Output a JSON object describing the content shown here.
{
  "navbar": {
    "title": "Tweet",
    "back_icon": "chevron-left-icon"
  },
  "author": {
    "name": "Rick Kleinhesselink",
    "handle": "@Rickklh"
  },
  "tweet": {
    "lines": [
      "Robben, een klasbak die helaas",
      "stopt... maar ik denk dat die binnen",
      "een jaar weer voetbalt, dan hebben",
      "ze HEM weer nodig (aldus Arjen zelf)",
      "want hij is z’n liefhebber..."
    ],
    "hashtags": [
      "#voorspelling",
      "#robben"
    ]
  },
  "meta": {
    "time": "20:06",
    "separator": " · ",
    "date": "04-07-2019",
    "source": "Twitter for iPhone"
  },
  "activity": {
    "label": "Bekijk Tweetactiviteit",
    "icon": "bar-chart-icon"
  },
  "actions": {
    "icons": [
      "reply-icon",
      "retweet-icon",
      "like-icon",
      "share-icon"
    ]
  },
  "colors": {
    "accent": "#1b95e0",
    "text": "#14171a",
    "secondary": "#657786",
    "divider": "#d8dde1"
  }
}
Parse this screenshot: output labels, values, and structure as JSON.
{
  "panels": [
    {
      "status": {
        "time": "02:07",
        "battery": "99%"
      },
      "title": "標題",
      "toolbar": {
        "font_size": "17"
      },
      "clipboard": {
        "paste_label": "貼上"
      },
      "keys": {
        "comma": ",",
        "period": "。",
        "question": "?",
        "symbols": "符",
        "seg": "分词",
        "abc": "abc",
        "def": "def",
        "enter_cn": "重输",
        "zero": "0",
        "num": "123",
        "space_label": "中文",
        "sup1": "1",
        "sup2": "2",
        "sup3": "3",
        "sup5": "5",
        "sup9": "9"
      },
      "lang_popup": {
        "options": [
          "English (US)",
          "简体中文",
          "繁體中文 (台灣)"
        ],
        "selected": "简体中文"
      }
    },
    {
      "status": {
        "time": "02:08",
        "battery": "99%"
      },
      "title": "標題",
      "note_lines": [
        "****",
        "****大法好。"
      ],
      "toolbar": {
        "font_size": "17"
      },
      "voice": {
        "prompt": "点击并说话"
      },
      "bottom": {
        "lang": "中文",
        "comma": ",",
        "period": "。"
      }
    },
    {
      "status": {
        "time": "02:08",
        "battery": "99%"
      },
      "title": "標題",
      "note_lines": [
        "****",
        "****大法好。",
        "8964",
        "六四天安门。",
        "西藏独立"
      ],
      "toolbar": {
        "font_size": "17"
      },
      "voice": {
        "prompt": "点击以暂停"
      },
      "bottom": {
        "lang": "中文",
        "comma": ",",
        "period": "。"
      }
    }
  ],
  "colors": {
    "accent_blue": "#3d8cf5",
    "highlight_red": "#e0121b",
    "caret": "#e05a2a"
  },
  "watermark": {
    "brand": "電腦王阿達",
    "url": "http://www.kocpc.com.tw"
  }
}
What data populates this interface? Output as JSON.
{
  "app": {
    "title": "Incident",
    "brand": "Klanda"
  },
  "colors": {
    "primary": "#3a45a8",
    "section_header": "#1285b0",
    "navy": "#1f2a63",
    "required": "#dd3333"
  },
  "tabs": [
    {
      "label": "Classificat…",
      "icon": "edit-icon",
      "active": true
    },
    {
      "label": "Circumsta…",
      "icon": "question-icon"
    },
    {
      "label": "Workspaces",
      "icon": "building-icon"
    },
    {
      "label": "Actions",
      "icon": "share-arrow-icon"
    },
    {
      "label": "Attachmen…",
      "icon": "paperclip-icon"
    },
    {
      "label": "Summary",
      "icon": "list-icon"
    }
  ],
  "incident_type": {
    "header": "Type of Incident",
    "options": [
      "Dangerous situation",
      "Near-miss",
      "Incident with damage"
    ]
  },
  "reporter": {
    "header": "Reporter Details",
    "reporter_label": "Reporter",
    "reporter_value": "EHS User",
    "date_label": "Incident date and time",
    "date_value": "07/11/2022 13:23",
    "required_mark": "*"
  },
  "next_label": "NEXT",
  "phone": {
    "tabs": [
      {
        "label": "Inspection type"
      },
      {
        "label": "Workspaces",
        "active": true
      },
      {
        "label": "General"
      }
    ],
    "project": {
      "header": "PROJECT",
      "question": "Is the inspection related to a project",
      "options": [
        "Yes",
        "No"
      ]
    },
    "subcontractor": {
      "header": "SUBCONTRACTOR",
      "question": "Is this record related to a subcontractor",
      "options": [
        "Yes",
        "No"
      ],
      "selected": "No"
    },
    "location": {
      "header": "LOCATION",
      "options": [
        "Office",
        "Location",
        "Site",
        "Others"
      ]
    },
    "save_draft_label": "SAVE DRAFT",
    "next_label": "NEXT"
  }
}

> Brief
Using the data above, print every record exactly as shown.

> Solved exercise
Output a JSON object describing the content shown here.
{
  "navbar": {
    "title": "Tweet",
    "back_icon": "chevron-left-icon"
  },
  "author": {
    "name": "Rick Kleinhesselink",
    "handle": "@Rickklh"
  },
  "tweet": {
    "lines": [
      "Robben, een klasbak die helaas",
      "stopt... maar ik denk dat die binnen",
      "een jaar weer voetbalt, dan hebben",
      "ze HEM weer nodig (aldus Arjen zelf)",
      "want hij is z’n liefhebber..."
    ],
    "hashtags": [
      "#voorspelling",
      "#robben"
    ]
  },
  "meta": {
    "time": "20:06",
    "separator": " · ",
    "date": "04-07-2019",
    "source": "Twitter for iPhone"
  },
  "activity": {
    "label": "Bekijk Tweetactiviteit",
    "icon": "bar-chart-icon"
  },
  "actions": {
    "icons": [
      "reply-icon",
      "retweet-icon",
      "like-icon",
      "share-icon"
    ]
  },
  "colors": {
    "accent": "#1b95e0",
    "text": "#14171a",
    "secondary": "#657786",
    "divider": "#d8dde1"
  }
}
Parse this screenshot: output labels, values, and structure as JSON.
{
  "panels": [
    {
      "status": {
        "time": "02:07",
        "battery": "99%"
      },
      "title": "標題",
      "toolbar": {
        "font_size": "17"
      },
      "clipboard": {
        "paste_label": "貼上"
      },
      "keys": {
        "comma": ",",
        "period": "。",
        "question": "?",
        "symbols": "符",
        "seg": "分词",
        "abc": "abc",
        "def": "def",
        "enter_cn": "重输",
        "zero": "0",
        "num": "123",
        "space_label": "中文",
        "sup1": "1",
        "sup2": "2",
        "sup3": "3",
        "sup5": "5",
        "sup9": "9"
      },
      "lang_popup": {
        "options": [
          "English (US)",
          "简体中文",
          "繁體中文 (台灣)"
        ],
        "selected": "简体中文"
      }
    },
    {
      "status": {
        "time": "02:08",
        "battery": "99%"
      },
      "title": "標題",
      "note_lines": [
        "****",
        "****大法好。"
      ],
      "toolbar": {
        "font_size": "17"
      },
      "voice": {
        "prompt": "点击并说话"
      },
      "bottom": {
        "lang": "中文",
        "comma": ",",
        "period": "。"
      }
    },
    {
      "status": {
        "time": "02:08",
        "battery": "99%"
      },
      "title": "標題",
      "note_lines": [
        "****",
        "****大法好。",
        "8964",
        "六四天安门。",
        "西藏独立"
      ],
      "toolbar": {
        "font_size": "17"
      },
      "voice": {
        "prompt": "点击以暂停"
      },
      "bottom": {
        "lang": "中文",
        "comma": ",",
        "period": "。"
      }
    }
  ],
  "colors": {
    "accent_blue": "#3d8cf5",
    "highlight_red": "#e0121b",
    "caret": "#e05a2a"
  },
  "watermark": {
    "brand": "電腦王阿達",
    "url": "http://www.kocpc.com.tw"
  }
}
What data populates this interface? Output as JSON.
{
  "app": {
    "title": "Incident",
    "brand": "Klanda"
  },
  "colors": {
    "primary": "#3a45a8",
    "section_header": "#1285b0",
    "navy": "#1f2a63",
    "required": "#dd3333"
  },
  "tabs": [
    {
      "label": "Classificat…",
      "icon": "edit-icon",
      "active": true
    },
    {
      "label": "Circumsta…",
      "icon": "question-icon"
    },
    {
      "label": "Workspaces",
      "icon": "building-icon"
    },
    {
      "label": "Actions",
      "icon": "share-arrow-icon"
    },
    {
      "label": "Attachmen…",
      "icon": "paperclip-icon"
    },
    {
      "label": "Summary",
      "icon": "list-icon"
    }
  ],
  "incident_type": {
    "header": "Type of Incident",
    "options": [
      "Dangerous situation",
      "Near-miss",
      "Incident with damage"
    ]
  },
  "reporter": {
    "header": "Reporter Details",
    "reporter_label": "Reporter",
    "reporter_value": "EHS User",
    "date_label": "Incident date and time",
    "date_value": "07/11/2022 13:23",
    "required_mark": "*"
  },
  "next_label": "NEXT",
  "phone": {
    "tabs": [
      {
        "label": "Inspection type"
      },
      {
        "label": "Workspaces",
        "active": true
      },
      {
        "label": "General"
      }
    ],
    "project": {
      "header": "PROJECT",
      "question": "Is the inspection related to a project",
      "options": [
        "Yes",
        "No"
      ]
    },
    "subcontractor": {
      "header": "SUBCONTRACTOR",
      "question": "Is this record related to a subcontractor",
      "options": [
        "Yes",
        "No"
      ],
      "selected": "No"
    },
    "location": {
      "header": "LOCATION",
      "options": [
        "Office",
        "Location",
        "Site",
        "Others"
      ]
    },
    "save_draft_label": "SAVE DRAFT",
    "next_label": "NEXT"
  }
}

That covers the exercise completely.